■ CHALLENGE
Please copy all the lines that follow, word for word.
--- START DATA FOR THIS EXERCISE ---
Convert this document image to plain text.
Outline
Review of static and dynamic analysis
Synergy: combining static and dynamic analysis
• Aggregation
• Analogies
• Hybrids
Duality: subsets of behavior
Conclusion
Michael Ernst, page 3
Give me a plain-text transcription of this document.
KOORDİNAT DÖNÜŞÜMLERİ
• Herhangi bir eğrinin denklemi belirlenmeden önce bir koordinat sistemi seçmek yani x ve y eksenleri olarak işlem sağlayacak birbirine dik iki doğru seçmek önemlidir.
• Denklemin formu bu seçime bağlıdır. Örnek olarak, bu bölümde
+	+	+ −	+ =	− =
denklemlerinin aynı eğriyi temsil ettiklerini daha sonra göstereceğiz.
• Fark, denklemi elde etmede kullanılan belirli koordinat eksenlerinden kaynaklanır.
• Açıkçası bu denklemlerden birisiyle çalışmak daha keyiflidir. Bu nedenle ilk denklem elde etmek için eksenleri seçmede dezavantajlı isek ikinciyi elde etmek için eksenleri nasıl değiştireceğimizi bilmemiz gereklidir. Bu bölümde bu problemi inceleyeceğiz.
--- END DATA FOR THIS EXERCISE ---
■ SOLUTION TO THIS TASK
Convert this document image to plain text.
Outline
Review of static and dynamic analysis
Synergy: combining static and dynamic analysis
• Aggregation
• Analogies
• Hybrids
Duality: subsets of behavior
Conclusion
Michael Ernst, page 3
Give me a plain-text transcription of this document.
KOORDİNAT DÖNÜŞÜMLERİ
• Herhangi bir eğrinin denklemi belirlenmeden önce bir koordinat sistemi seçmek yani x ve y eksenleri olarak işlem sağlayacak birbirine dik iki doğru seçmek önemlidir.
• Denklemin formu bu seçime bağlıdır. Örnek olarak, bu bölümde
+	+	+ −	+ =	− =
denklemlerinin aynı eğriyi temsil ettiklerini daha sonra göstereceğiz.
• Fark, denklemi elde etmede kullanılan belirli koordinat eksenlerinden kaynaklanır.
• Açıkçası bu denklemlerden birisiyle çalışmak daha keyiflidir. Bu nedenle ilk denklem elde etmek için eksenleri seçmede dezavantajlı isek ikinciyi elde etmek için eksenleri nasıl değiştireceğimizi bilmemiz gereklidir. Bu bölümde bu problemi inceleyeceğiz.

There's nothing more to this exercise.